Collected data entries
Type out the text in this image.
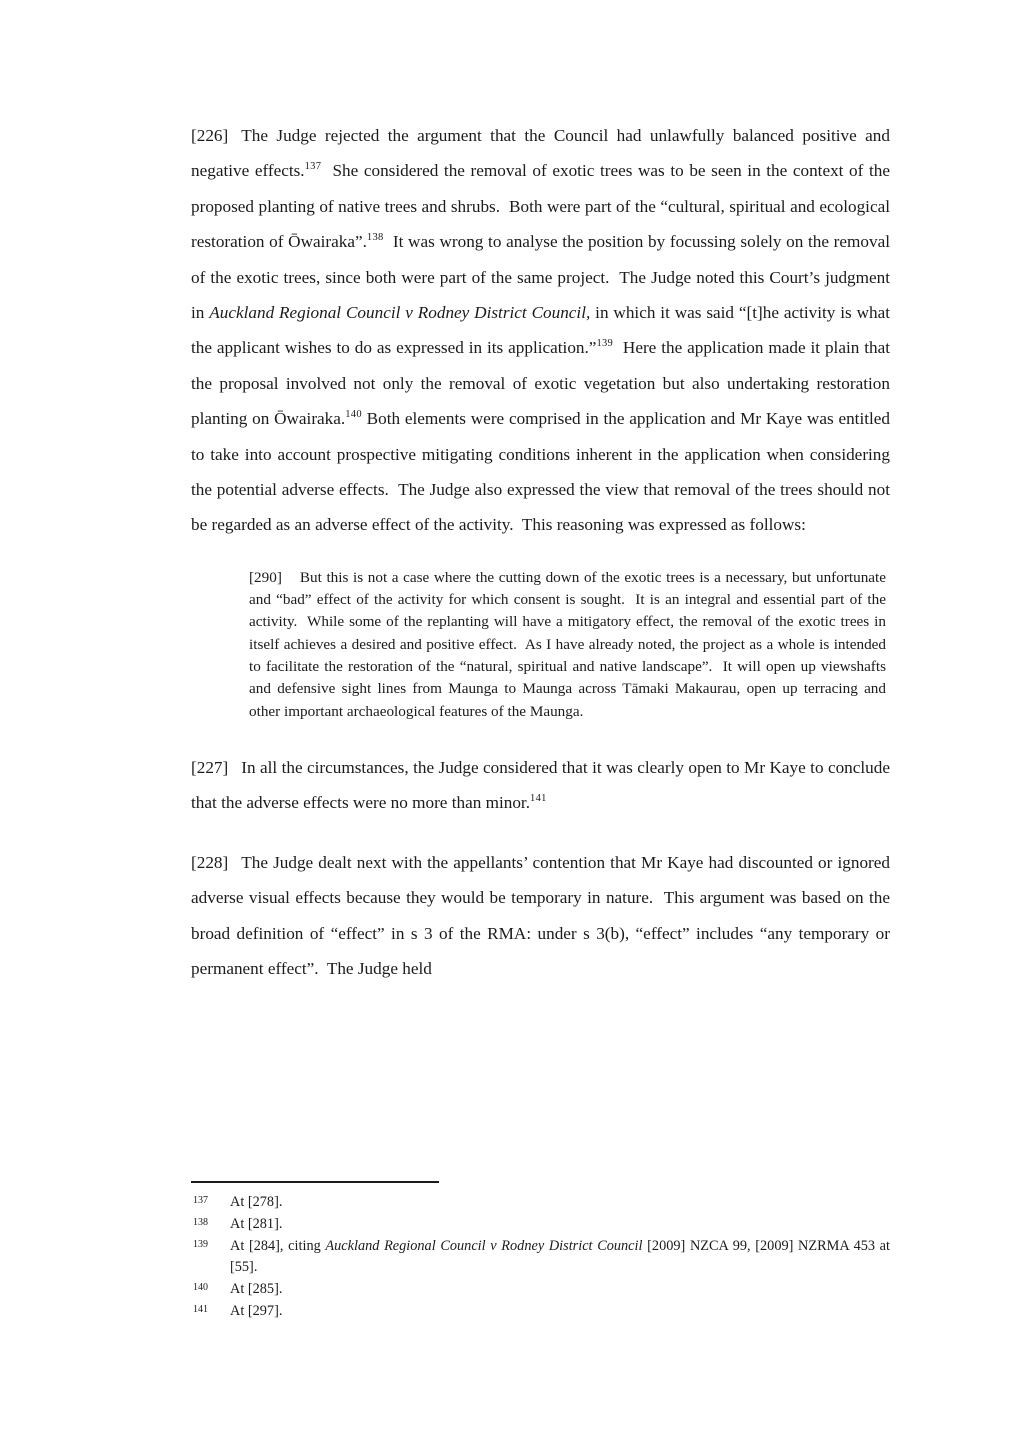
[226] The Judge rejected the argument that the Council had unlawfully balanced positive and negative effects.$^{137}$  She considered the removal of exotic trees was to be seen in the context of the proposed planting of native trees and shrubs.  Both were part of the “cultural, spiritual and ecological restoration of Ōwairaka”.$^{138}$  It was wrong to analyse the position by focussing solely on the removal of the exotic trees, since both were part of the same project.  The Judge noted this Court’s judgment in Auckland Regional Council v Rodney District Council, in which it was said “[t]he activity is what the applicant wishes to do as expressed in its application.”$^{139}$  Here the application made it plain that the proposal involved not only the removal of exotic vegetation but also undertaking restoration planting on Ōwairaka.$^{140}$ Both elements were comprised in the application and Mr Kaye was entitled to take into account prospective mitigating conditions inherent in the application when considering the potential adverse effects.  The Judge also expressed the view that removal of the trees should not be regarded as an adverse effect of the activity.  This reasoning was expressed as follows:
[290] But this is not a case where the cutting down of the exotic trees is a necessary, but unfortunate and “bad” effect of the activity for which consent is sought.  It is an integral and essential part of the activity.  While some of the replanting will have a mitigatory effect, the removal of the exotic trees in itself achieves a desired and positive effect.  As I have already noted, the project as a whole is intended to facilitate the restoration of the “natural, spiritual and native landscape”.  It will open up viewshafts and defensive sight lines from Maunga to Maunga across Tāmaki Makaurau, open up terracing and other important archaeological features of the Maunga.
[227] In all the circumstances, the Judge considered that it was clearly open to Mr Kaye to conclude that the adverse effects were no more than minor.$^{141}$
[228] The Judge dealt next with the appellants’ contention that Mr Kaye had discounted or ignored adverse visual effects because they would be temporary in nature.  This argument was based on the broad definition of “effect” in s 3 of the RMA: under s 3(b), “effect” includes “any temporary or permanent effect”.  The Judge held
137	At [278].
138	At [281].
139	At [284], citing Auckland Regional Council v Rodney District Council [2009] NZCA 99, [2009] NZRMA 453 at [55].
140	At [285].
141	At [297].
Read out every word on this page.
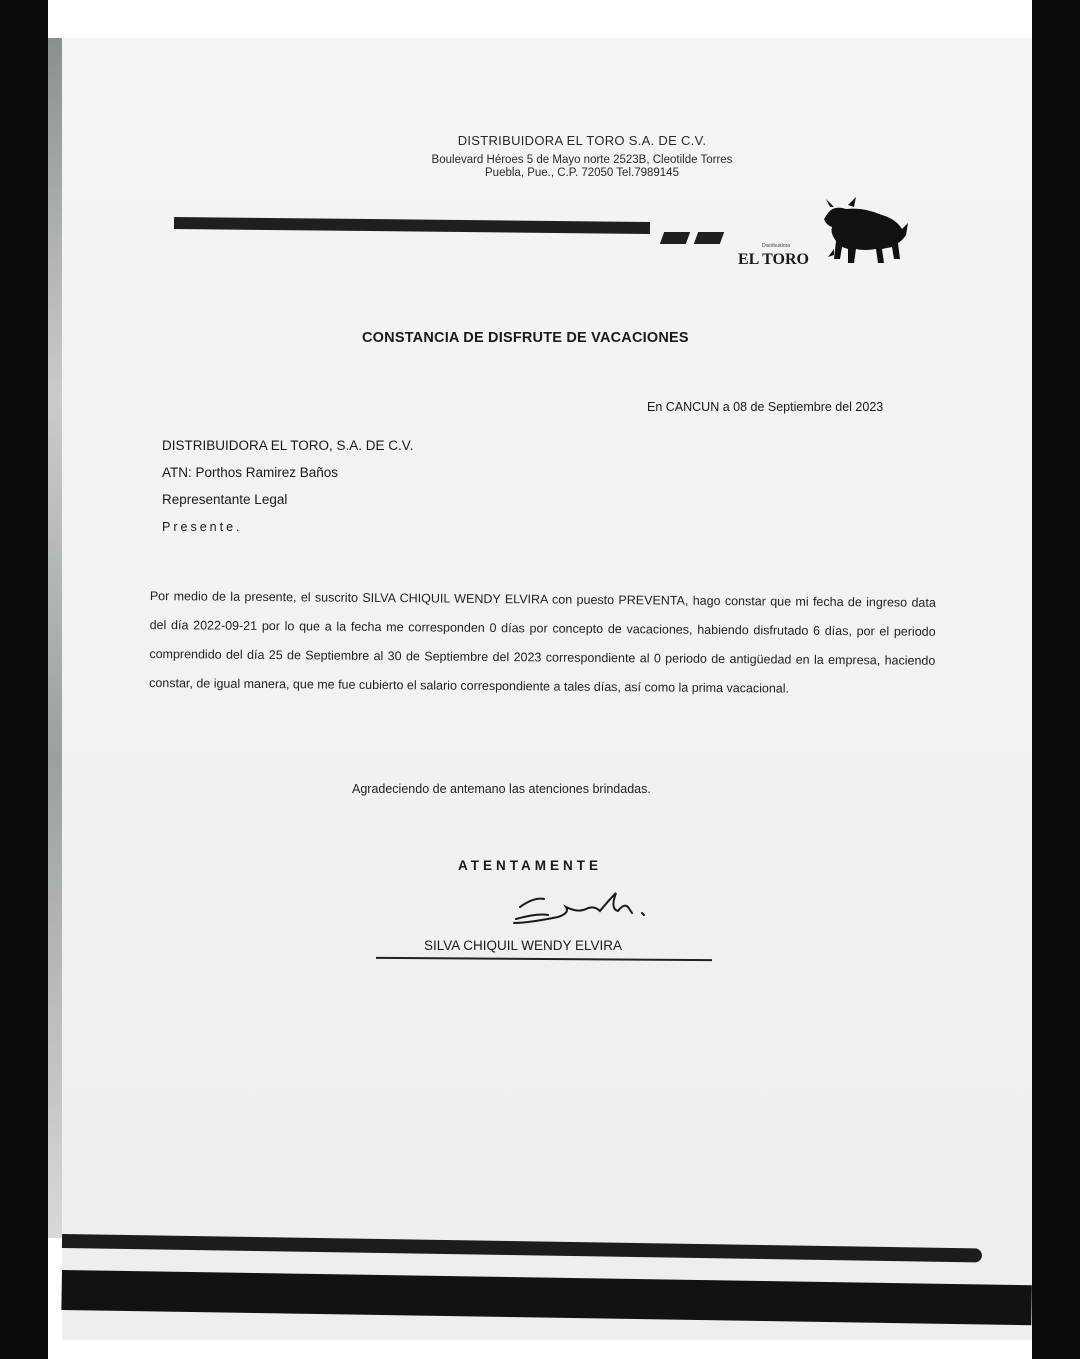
DISTRIBUIDORA EL TORO S.A. DE C.V.
Boulevard Héroes 5 de Mayo norte 2523B, Cleotilde Torres
Puebla, Pue., C.P. 72050 Tel.7989145
Distribuidora
EL TORO
CONSTANCIA DE DISFRUTE DE VACACIONES
En CANCUN a 08 de Septiembre del 2023
DISTRIBUIDORA EL TORO, S.A. DE C.V.
ATN: Porthos Ramirez Baños
Representante Legal
Presente.
Por medio de la presente, el suscrito SILVA CHIQUIL WENDY ELVIRA con puesto PREVENTA, hago constar que mi fecha de ingreso data del día 2022-09-21 por lo que a la fecha me corresponden 0 días por concepto de vacaciones, habiendo disfrutado 6 días, por el periodo comprendido del día 25 de Septiembre al 30 de Septiembre del 2023 correspondiente al 0 periodo de antigüedad en la empresa, haciendo constar, de igual manera, que me fue cubierto el salario correspondiente a tales días, así como la prima vacacional.
Agradeciendo de antemano las atenciones brindadas.
ATENTAMENTE
SILVA CHIQUIL WENDY ELVIRA
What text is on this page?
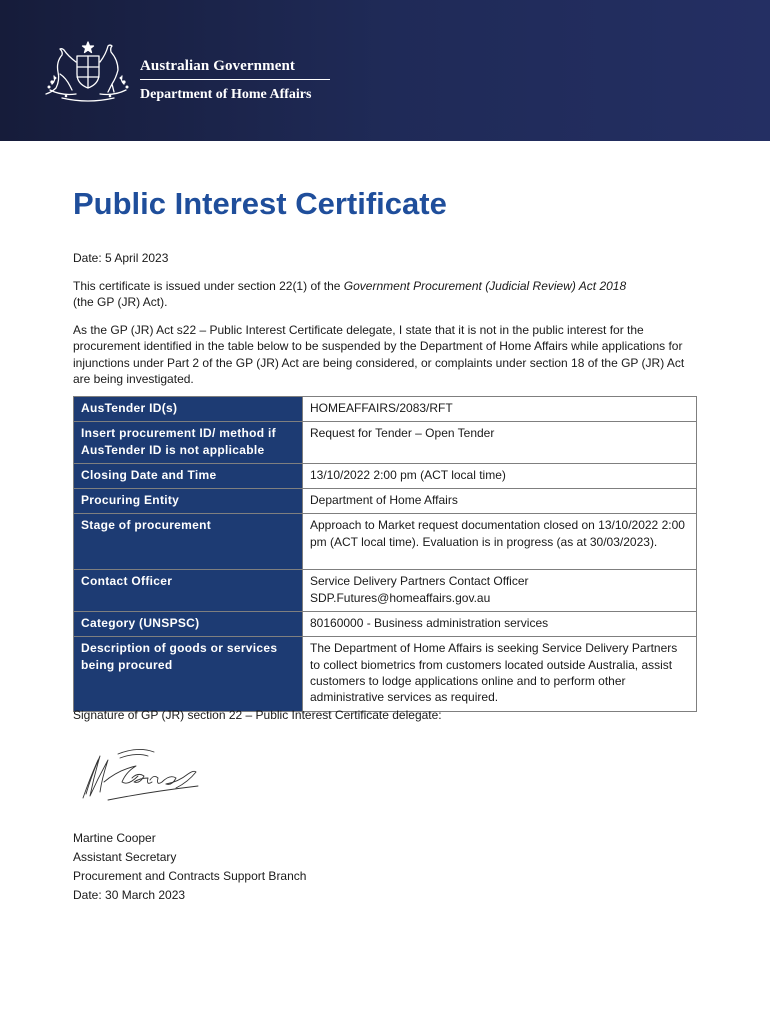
Australian Government
Department of Home Affairs
Public Interest Certificate

Date: 5 April 2023

This certificate is issued under section 22(1) of the Government Procurement (Judicial Review) Act 2018
(the GP (JR) Act).

As the GP (JR) Act s22 – Public Interest Certificate delegate, I state that it is not in the public interest for the procurement identified in the table below to be suspended by the Department of Home Affairs while applications for injunctions under Part 2 of the GP (JR) Act are being considered, or complaints under section 18 of the GP (JR) Act are being investigated.

AusTender ID(s)	HOMEAFFAIRS/2083/RFT
Insert procurement ID/ method if AusTender ID is not applicable	Request for Tender – Open Tender
Closing Date and Time	13/10/2022 2:00 pm (ACT local time)
Procuring Entity	Department of Home Affairs
Stage of procurement	Approach to Market request documentation closed on 13/10/2022 2:00 pm (ACT local time). Evaluation is in progress (as at 30/03/2023).
Contact Officer	Service Delivery Partners Contact Officer
SDP.Futures@homeaffairs.gov.au

Category (UNSPSC)	80160000 - Business administration services
Description of goods or services being procured	The Department of Home Affairs is seeking Service Delivery Partners to collect biometrics from customers located outside Australia, assist customers to lodge applications online and to perform other administrative services as required.

Signature of GP (JR) section 22 – Public Interest Certificate delegate:

Martine Cooper
Assistant Secretary
Procurement and Contracts Support Branch
Date: 30 March 2023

=== Goal of the exercise ===
Leave out the pictures and copy everything else in the records word for word.

=== Solution to this problem ===
Type out the text in this image.
[226] The Judge rejected the argument that the Council had unlawfully balanced positive and negative effects.$^{137}$  She considered the removal of exotic trees was to be seen in the context of the proposed planting of native trees and shrubs.  Both were part of the “cultural, spiritual and ecological restoration of Ōwairaka”.$^{138}$  It was wrong to analyse the position by focussing solely on the removal of the exotic trees, since both were part of the same project.  The Judge noted this Court’s judgment in Auckland Regional Council v Rodney District Council, in which it was said “[t]he activity is what the applicant wishes to do as expressed in its application.”$^{139}$  Here the application made it plain that the proposal involved not only the removal of exotic vegetation but also undertaking restoration planting on Ōwairaka.$^{140}$ Both elements were comprised in the application and Mr Kaye was entitled to take into account prospective mitigating conditions inherent in the application when considering the potential adverse effects.  The Judge also expressed the view that removal of the trees should not be regarded as an adverse effect of the activity.  This reasoning was expressed as follows:
[290] But this is not a case where the cutting down of the exotic trees is a necessary, but unfortunate and “bad” effect of the activity for which consent is sought.  It is an integral and essential part of the activity.  While some of the replanting will have a mitigatory effect, the removal of the exotic trees in itself achieves a desired and positive effect.  As I have already noted, the project as a whole is intended to facilitate the restoration of the “natural, spiritual and native landscape”.  It will open up viewshafts and defensive sight lines from Maunga to Maunga across Tāmaki Makaurau, open up terracing and other important archaeological features of the Maunga.
[227] In all the circumstances, the Judge considered that it was clearly open to Mr Kaye to conclude that the adverse effects were no more than minor.$^{141}$
[228] The Judge dealt next with the appellants’ contention that Mr Kaye had discounted or ignored adverse visual effects because they would be temporary in nature.  This argument was based on the broad definition of “effect” in s 3 of the RMA: under s 3(b), “effect” includes “any temporary or permanent effect”.  The Judge held
137	At [278].
138	At [281].
139	At [284], citing Auckland Regional Council v Rodney District Council [2009] NZCA 99, [2009] NZRMA 453 at [55].
140	At [285].
141	At [297].
Read out every word on this page.
DISTRIBUIDORA EL TORO S.A. DE C.V.
Boulevard Héroes 5 de Mayo norte 2523B, Cleotilde Torres
Puebla, Pue., C.P. 72050 Tel.7989145
Distribuidora
EL TORO
CONSTANCIA DE DISFRUTE DE VACACIONES
En CANCUN a 08 de Septiembre del 2023
DISTRIBUIDORA EL TORO, S.A. DE C.V.
ATN: Porthos Ramirez Baños
Representante Legal
Presente.
Por medio de la presente, el suscrito SILVA CHIQUIL WENDY ELVIRA con puesto PREVENTA, hago constar que mi fecha de ingreso data del día 2022-09-21 por lo que a la fecha me corresponden 0 días por concepto de vacaciones, habiendo disfrutado 6 días, por el periodo comprendido del día 25 de Septiembre al 30 de Septiembre del 2023 correspondiente al 0 periodo de antigüedad en la empresa, haciendo constar, de igual manera, que me fue cubierto el salario correspondiente a tales días, así como la prima vacacional.
Agradeciendo de antemano las atenciones brindadas.
ATENTAMENTE
SILVA CHIQUIL WENDY ELVIRA
What text is on this page?
Australian Government
Department of Home Affairs
Public Interest Certificate

Date: 5 April 2023

This certificate is issued under section 22(1) of the Government Procurement (Judicial Review) Act 2018
(the GP (JR) Act).

As the GP (JR) Act s22 – Public Interest Certificate delegate, I state that it is not in the public interest for the procurement identified in the table below to be suspended by the Department of Home Affairs while applications for injunctions under Part 2 of the GP (JR) Act are being considered, or complaints under section 18 of the GP (JR) Act are being investigated.

AusTender ID(s)	HOMEAFFAIRS/2083/RFT
Insert procurement ID/ method if AusTender ID is not applicable	Request for Tender – Open Tender
Closing Date and Time	13/10/2022 2:00 pm (ACT local time)
Procuring Entity	Department of Home Affairs
Stage of procurement	Approach to Market request documentation closed on 13/10/2022 2:00 pm (ACT local time). Evaluation is in progress (as at 30/03/2023).
Contact Officer	Service Delivery Partners Contact Officer
SDP.Futures@homeaffairs.gov.au

Category (UNSPSC)	80160000 - Business administration services
Description of goods or services being procured	The Department of Home Affairs is seeking Service Delivery Partners to collect biometrics from customers located outside Australia, assist customers to lodge applications online and to perform other administrative services as required.

Signature of GP (JR) section 22 – Public Interest Certificate delegate:

Martine Cooper
Assistant Secretary
Procurement and Contracts Support Branch
Date: 30 March 2023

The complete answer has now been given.